**THE PROBLEM**
Repeat all of the material below exactly as written, images excluded.

(Source data)

######

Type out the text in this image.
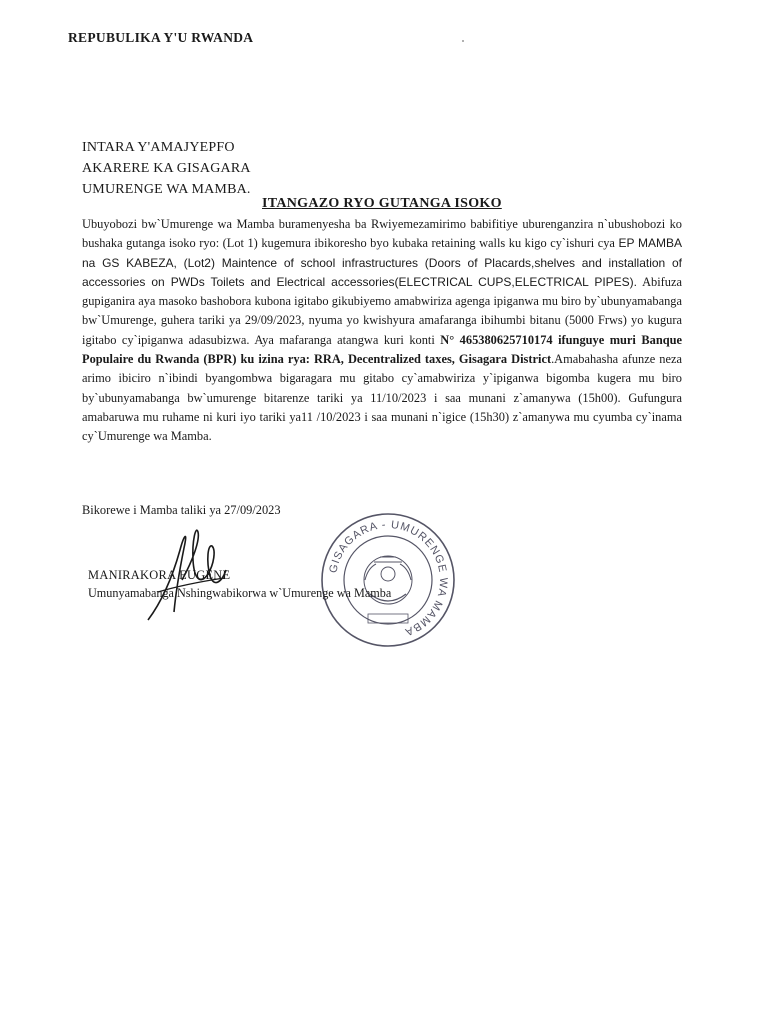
REPUBULIKA Y'U RWANDA
INTARA Y'AMAJYEPFO
AKARERE KA GISAGARA
UMURENGE WA MAMBA.
ITANGAZO RYO GUTANGA ISOKO
Ubuyobozi bw`Umurenge wa Mamba buramenyesha ba Rwiyemezamirimo babifitiye uburenganzira n`ubushobozi ko bushaka gutanga isoko ryo: (Lot 1) kugemura ibikoresho byo kubaka retaining walls ku kigo cy`ishuri cya EP MAMBA na GS KABEZA, (Lot2) Maintence of school infrastructures (Doors of Placards,shelves and installation of accessories on PWDs Toilets and Electrical accessories(ELECTRICAL CUPS,ELECTRICAL PIPES). Abifuza gupiganira aya masoko bashobora kubona igitabo gikubiyemo amabwiriza agenga ipiganwa mu biro by`ubunyamabanga bw`Umurenge, guhera tariki ya 29/09/2023, nyuma yo kwishyura amafaranga ibihumbi bitanu (5000 Frws) yo kugura igitabo cy`ipiganwa adasubizwa. Aya mafaranga atangwa kuri konti N° 465380625710174 ifunguye muri Banque Populaire du Rwanda (BPR) ku izina rya: RRA, Decentralized taxes, Gisagara District.Amabahasha afunze neza arimo ibiciro n`ibindi byangombwa bigaragara mu gitabo cy`amabwiriza y`ipiganwa bigomba kugera mu biro by`ubunyamabanga bw`umurenge bitarenze tariki ya 11/10/2023 i saa munani z`amanywa (15h00). Gufungura amabaruwa mu ruhame ni kuri iyo tariki ya11 /10/2023 i saa munani n`igice (15h30) z`amanywa mu cyumba cy`inama cy`Umurenge wa Mamba.
Bikorewe i Mamba taliki ya 27/09/2023
GISAGARA - UMURENGE WA MAMBA
MANIRAKORA EUGENE
Umunyamabanga Nshingwabikorwa w`Umurenge wa Mamba
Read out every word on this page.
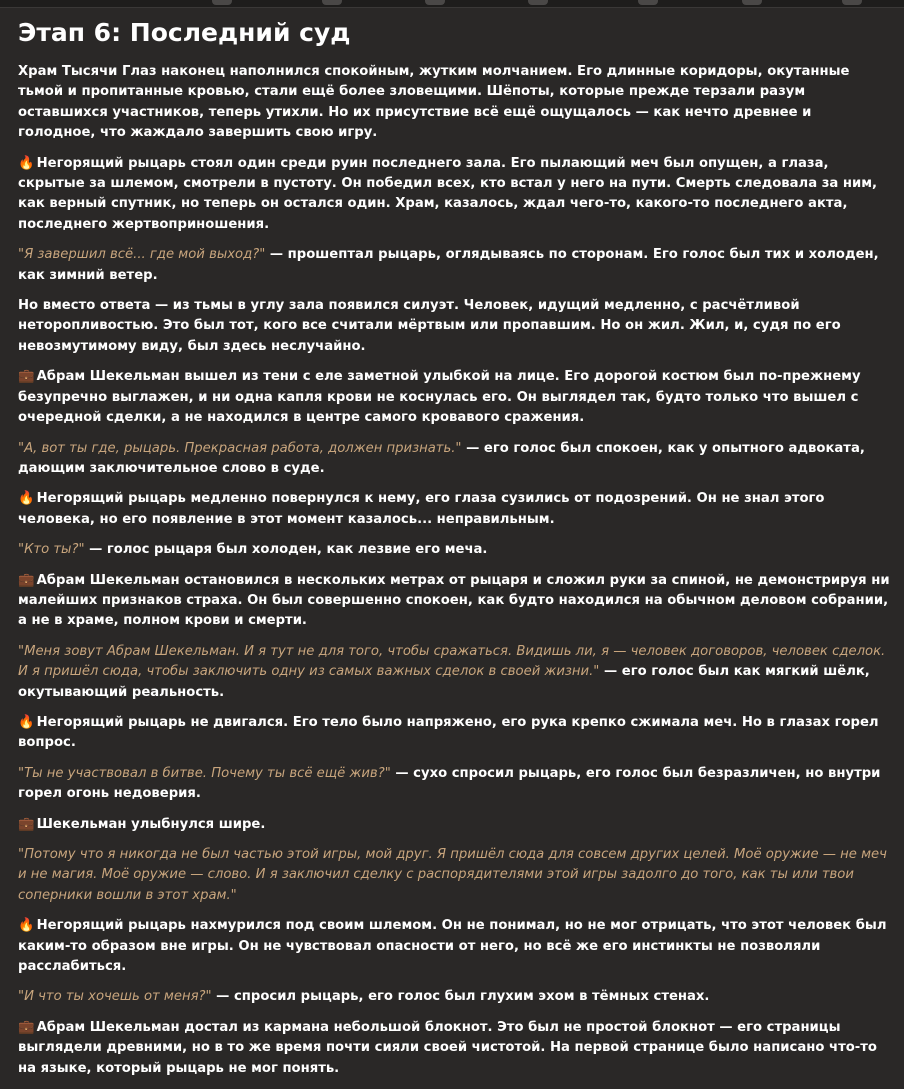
Этап 6: Последний суд

Храм Тысячи Глаз наконец наполнился спокойным, жутким молчанием. Его длинные коридоры, окутанные тьмой и пропитанные кровью, стали ещё более зловещими. Шёпоты, которые прежде терзали разум оставшихся участников, теперь утихли. Но их присутствие всё ещё ощущалось — как нечто древнее и голодное, что жаждало завершить свою игру.

🔥 Негорящий рыцарь стоял один среди руин последнего зала. Его пылающий меч был опущен, а глаза, скрытые за шлемом, смотрели в пустоту. Он победил всех, кто встал у него на пути. Смерть следовала за ним, как верный спутник, но теперь он остался один. Храм, казалось, ждал чего-то, какого-то последнего акта, последнего жертвоприношения.

"Я завершил всё... где мой выход?" — прошептал рыцарь, оглядываясь по сторонам. Его голос был тих и холоден, как зимний ветер.

Но вместо ответа — из тьмы в углу зала появился силуэт. Человек, идущий медленно, с расчётливой неторопливостью. Это был тот, кого все считали мёртвым или пропавшим. Но он жил. Жил, и, судя по его невозмутимому виду, был здесь неслучайно.

💼 Абрам Шекельман вышел из тени с еле заметной улыбкой на лице. Его дорогой костюм был по-прежнему безупречно выглажен, и ни одна капля крови не коснулась его. Он выглядел так, будто только что вышел с очередной сделки, а не находился в центре самого кровавого сражения.

"А, вот ты где, рыцарь. Прекрасная работа, должен признать." — его голос был спокоен, как у опытного адвоката, дающим заключительное слово в суде.

🔥 Негорящий рыцарь медленно повернулся к нему, его глаза сузились от подозрений. Он не знал этого человека, но его появление в этот момент казалось... неправильным.

"Кто ты?" — голос рыцаря был холоден, как лезвие его меча.

💼 Абрам Шекельман остановился в нескольких метрах от рыцаря и сложил руки за спиной, не демонстрируя ни малейших признаков страха. Он был совершенно спокоен, как будто находился на обычном деловом собрании, а не в храме, полном крови и смерти.

"Меня зовут Абрам Шекельман. И я тут не для того, чтобы сражаться. Видишь ли, я — человек договоров, человек сделок. И я пришёл сюда, чтобы заключить одну из самых важных сделок в своей жизни." — его голос был как мягкий шёлк, окутывающий реальность.

🔥 Негорящий рыцарь не двигался. Его тело было напряжено, его рука крепко сжимала меч. Но в глазах горел вопрос.

"Ты не участвовал в битве. Почему ты всё ещё жив?" — сухо спросил рыцарь, его голос был безразличен, но внутри горел огонь недоверия.

💼 Шекельман улыбнулся шире.

"Потому что я никогда не был частью этой игры, мой друг. Я пришёл сюда для совсем других целей. Моё оружие — не меч и не магия. Моё оружие — слово. И я заключил сделку с распорядителями этой игры задолго до того, как ты или твои соперники вошли в этот храм."

🔥 Негорящий рыцарь нахмурился под своим шлемом. Он не понимал, но не мог отрицать, что этот человек был каким-то образом вне игры. Он не чувствовал опасности от него, но всё же его инстинкты не позволяли расслабиться.

"И что ты хочешь от меня?" — спросил рыцарь, его голос был глухим эхом в тёмных стенах.

💼 Абрам Шекельман достал из кармана небольшой блокнот. Это был не простой блокнот — его страницы выглядели древними, но в то же время почти сияли своей чистотой. На первой странице было написано что-то на языке, который рыцарь не мог понять.
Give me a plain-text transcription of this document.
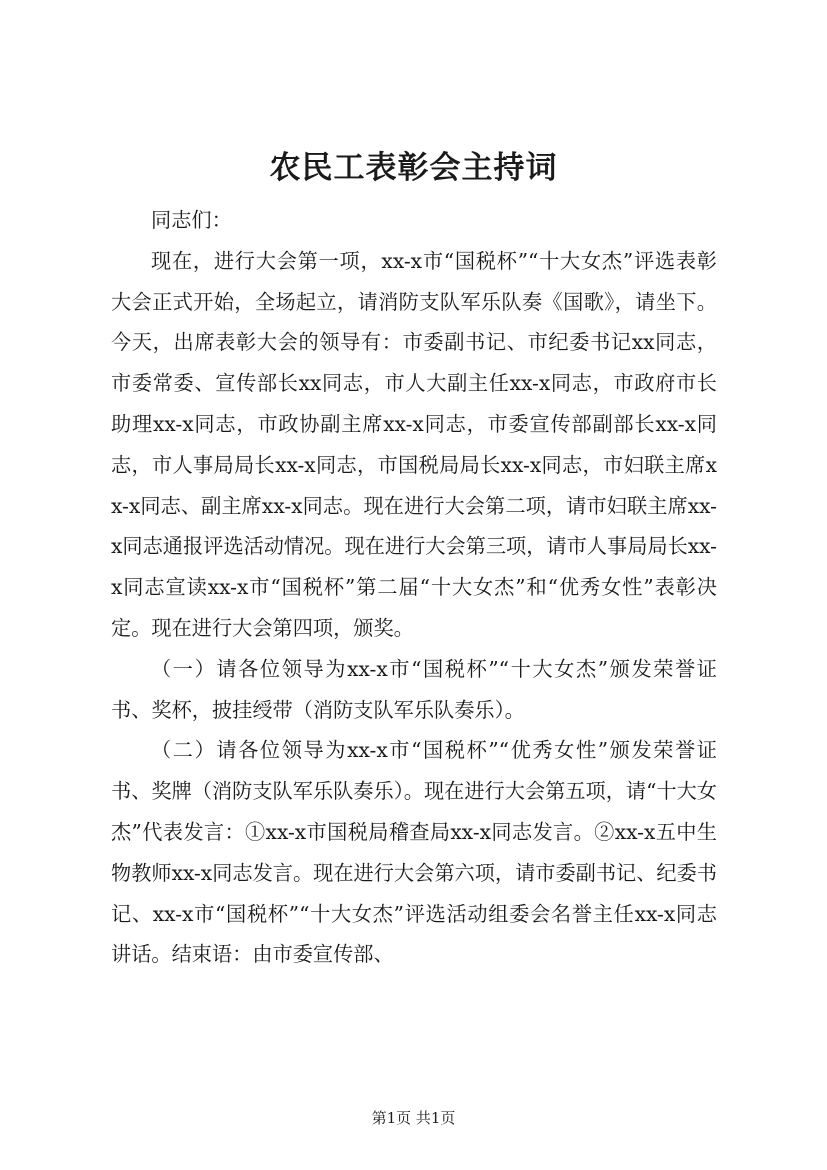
农民工表彰会主持词

同志们：

现在，进行大会第一项，xx-x市“国税杯”“十大女杰”评选表彰大会正式开始，全场起立，请消防支队军乐队奏《国歌》，请坐下。今天，出席表彰大会的领导有：市委副书记、市纪委书记xx同志，市委常委、宣传部长xx同志，市人大副主任xx-x同志，市政府市长助理xx-x同志，市政协副主席xx-x同志，市委宣传部副部长xx-x同志，市人事局局长xx-x同志，市国税局局长xx-x同志，市妇联主席xx-x同志、副主席xx-x同志。现在进行大会第二项，请市妇联主席xx-x同志通报评选活动情况。现在进行大会第三项，请市人事局局长xx-x同志宣读xx-x市“国税杯”第二届“十大女杰”和“优秀女性”表彰决定。现在进行大会第四项，颁奖。

（一）请各位领导为xx-x市“国税杯”“十大女杰”颁发荣誉证书、奖杯，披挂绶带（消防支队军乐队奏乐）。

（二）请各位领导为xx-x市“国税杯”“优秀女性”颁发荣誉证书、奖牌（消防支队军乐队奏乐）。现在进行大会第五项，请“十大女杰”代表发言：①xx-x市国税局稽查局xx-x同志发言。②xx-x五中生物教师xx-x同志发言。现在进行大会第六项，请市委副书记、纪委书记、xx-x市“国税杯”“十大女杰”评选活动组委会名誉主任xx-x同志讲话。结束语：由市委宣传部、

第1页 共1页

######

**FINISHED ANSWER**
Type out the text in this image.
REPUBULIKA Y'U RWANDA
INTARA Y'AMAJYEPFO
AKARERE KA GISAGARA
UMURENGE WA MAMBA.
ITANGAZO RYO GUTANGA ISOKO
Ubuyobozi bw`Umurenge wa Mamba buramenyesha ba Rwiyemezamirimo babifitiye uburenganzira n`ubushobozi ko bushaka gutanga isoko ryo: (Lot 1) kugemura ibikoresho byo kubaka retaining walls ku kigo cy`ishuri cya EP MAMBA na GS KABEZA, (Lot2) Maintence of school infrastructures (Doors of Placards,shelves and installation of accessories on PWDs Toilets and Electrical accessories(ELECTRICAL CUPS,ELECTRICAL PIPES). Abifuza gupiganira aya masoko bashobora kubona igitabo gikubiyemo amabwiriza agenga ipiganwa mu biro by`ubunyamabanga bw`Umurenge, guhera tariki ya 29/09/2023, nyuma yo kwishyura amafaranga ibihumbi bitanu (5000 Frws) yo kugura igitabo cy`ipiganwa adasubizwa. Aya mafaranga atangwa kuri konti N° 465380625710174 ifunguye muri Banque Populaire du Rwanda (BPR) ku izina rya: RRA, Decentralized taxes, Gisagara District.Amabahasha afunze neza arimo ibiciro n`ibindi byangombwa bigaragara mu gitabo cy`amabwiriza y`ipiganwa bigomba kugera mu biro by`ubunyamabanga bw`umurenge bitarenze tariki ya 11/10/2023 i saa munani z`amanywa (15h00). Gufungura amabaruwa mu ruhame ni kuri iyo tariki ya11 /10/2023 i saa munani n`igice (15h30) z`amanywa mu cyumba cy`inama cy`Umurenge wa Mamba.
Bikorewe i Mamba taliki ya 27/09/2023
GISAGARA - UMURENGE WA MAMBA
MANIRAKORA EUGENE
Umunyamabanga Nshingwabikorwa w`Umurenge wa Mamba
Read out every word on this page.
Этап 6: Последний суд

Храм Тысячи Глаз наконец наполнился спокойным, жутким молчанием. Его длинные коридоры, окутанные тьмой и пропитанные кровью, стали ещё более зловещими. Шёпоты, которые прежде терзали разум оставшихся участников, теперь утихли. Но их присутствие всё ещё ощущалось — как нечто древнее и голодное, что жаждало завершить свою игру.

🔥 Негорящий рыцарь стоял один среди руин последнего зала. Его пылающий меч был опущен, а глаза, скрытые за шлемом, смотрели в пустоту. Он победил всех, кто встал у него на пути. Смерть следовала за ним, как верный спутник, но теперь он остался один. Храм, казалось, ждал чего-то, какого-то последнего акта, последнего жертвоприношения.

"Я завершил всё... где мой выход?" — прошептал рыцарь, оглядываясь по сторонам. Его голос был тих и холоден, как зимний ветер.

Но вместо ответа — из тьмы в углу зала появился силуэт. Человек, идущий медленно, с расчётливой неторопливостью. Это был тот, кого все считали мёртвым или пропавшим. Но он жил. Жил, и, судя по его невозмутимому виду, был здесь неслучайно.

💼 Абрам Шекельман вышел из тени с еле заметной улыбкой на лице. Его дорогой костюм был по-прежнему безупречно выглажен, и ни одна капля крови не коснулась его. Он выглядел так, будто только что вышел с очередной сделки, а не находился в центре самого кровавого сражения.

"А, вот ты где, рыцарь. Прекрасная работа, должен признать." — его голос был спокоен, как у опытного адвоката, дающим заключительное слово в суде.

🔥 Негорящий рыцарь медленно повернулся к нему, его глаза сузились от подозрений. Он не знал этого человека, но его появление в этот момент казалось... неправильным.

"Кто ты?" — голос рыцаря был холоден, как лезвие его меча.

💼 Абрам Шекельман остановился в нескольких метрах от рыцаря и сложил руки за спиной, не демонстрируя ни малейших признаков страха. Он был совершенно спокоен, как будто находился на обычном деловом собрании, а не в храме, полном крови и смерти.

"Меня зовут Абрам Шекельман. И я тут не для того, чтобы сражаться. Видишь ли, я — человек договоров, человек сделок. И я пришёл сюда, чтобы заключить одну из самых важных сделок в своей жизни." — его голос был как мягкий шёлк, окутывающий реальность.

🔥 Негорящий рыцарь не двигался. Его тело было напряжено, его рука крепко сжимала меч. Но в глазах горел вопрос.

"Ты не участвовал в битве. Почему ты всё ещё жив?" — сухо спросил рыцарь, его голос был безразличен, но внутри горел огонь недоверия.

💼 Шекельман улыбнулся шире.

"Потому что я никогда не был частью этой игры, мой друг. Я пришёл сюда для совсем других целей. Моё оружие — не меч и не магия. Моё оружие — слово. И я заключил сделку с распорядителями этой игры задолго до того, как ты или твои соперники вошли в этот храм."

🔥 Негорящий рыцарь нахмурился под своим шлемом. Он не понимал, но не мог отрицать, что этот человек был каким-то образом вне игры. Он не чувствовал опасности от него, но всё же его инстинкты не позволяли расслабиться.

"И что ты хочешь от меня?" — спросил рыцарь, его голос был глухим эхом в тёмных стенах.

💼 Абрам Шекельман достал из кармана небольшой блокнот. Это был не простой блокнот — его страницы выглядели древними, но в то же время почти сияли своей чистотой. На первой странице было написано что-то на языке, который рыцарь не мог понять.
Give me a plain-text transcription of this document.
农民工表彰会主持词

同志们：

现在，进行大会第一项，xx-x市“国税杯”“十大女杰”评选表彰大会正式开始，全场起立，请消防支队军乐队奏《国歌》，请坐下。今天，出席表彰大会的领导有：市委副书记、市纪委书记xx同志，市委常委、宣传部长xx同志，市人大副主任xx-x同志，市政府市长助理xx-x同志，市政协副主席xx-x同志，市委宣传部副部长xx-x同志，市人事局局长xx-x同志，市国税局局长xx-x同志，市妇联主席xx-x同志、副主席xx-x同志。现在进行大会第二项，请市妇联主席xx-x同志通报评选活动情况。现在进行大会第三项，请市人事局局长xx-x同志宣读xx-x市“国税杯”第二届“十大女杰”和“优秀女性”表彰决定。现在进行大会第四项，颁奖。

（一）请各位领导为xx-x市“国税杯”“十大女杰”颁发荣誉证书、奖杯，披挂绶带（消防支队军乐队奏乐）。

（二）请各位领导为xx-x市“国税杯”“优秀女性”颁发荣誉证书、奖牌（消防支队军乐队奏乐）。现在进行大会第五项，请“十大女杰”代表发言：①xx-x市国税局稽查局xx-x同志发言。②xx-x五中生物教师xx-x同志发言。现在进行大会第六项，请市委副书记、纪委书记、xx-x市“国税杯”“十大女杰”评选活动组委会名誉主任xx-x同志讲话。结束语：由市委宣传部、

第1页 共1页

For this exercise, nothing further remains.